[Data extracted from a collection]

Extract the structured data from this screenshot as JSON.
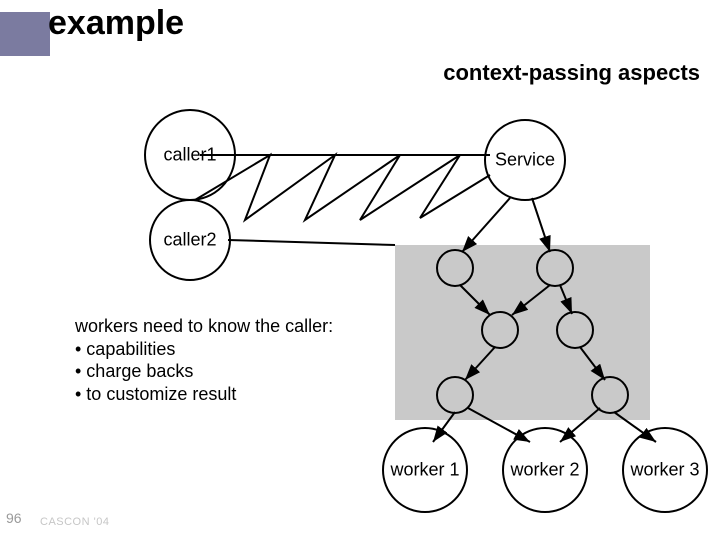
{
  "title": "example",
  "subtitle": "context-passing aspects",
  "nodes": {
    "caller1": "caller1",
    "caller2": "caller2",
    "service": "Service",
    "worker1": "worker 1",
    "worker2": "worker 2",
    "worker3": "worker 3"
  },
  "body": {
    "heading": "workers need to know the caller:",
    "bullet1": "• capabilities",
    "bullet2": "• charge backs",
    "bullet3": "• to customize result"
  },
  "page_number": "96",
  "footer": "CASCON '04"
}
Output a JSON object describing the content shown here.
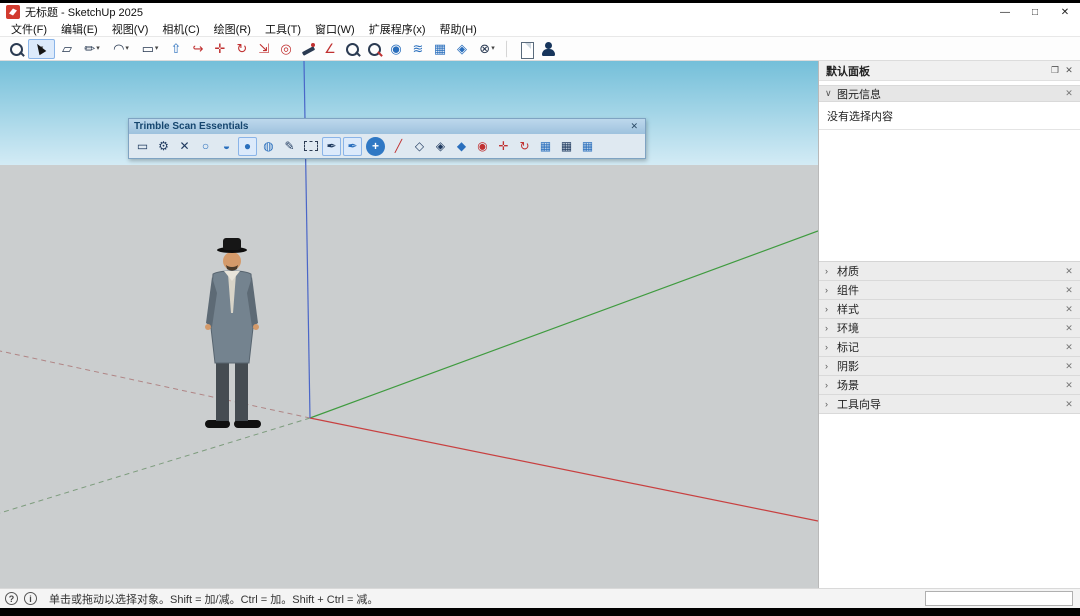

TASK OBJECTIVE>
Leave out the pictures and give the rest of the records again exactly.

RESULT OF THE EXERCISE>
Extract the structured data from this screenshot as JSON.
{
  "title": "example",
  "subtitle": "context-passing aspects",
  "nodes": {
    "caller1": "caller1",
    "caller2": "caller2",
    "service": "Service",
    "worker1": "worker 1",
    "worker2": "worker 2",
    "worker3": "worker 3"
  },
  "body": {
    "heading": "workers need to know the caller:",
    "bullet1": "• capabilities",
    "bullet2": "• charge backs",
    "bullet3": "• to customize result"
  },
  "page_number": "96",
  "footer": "CASCON '04"
}
Output a JSON object describing the content shown here.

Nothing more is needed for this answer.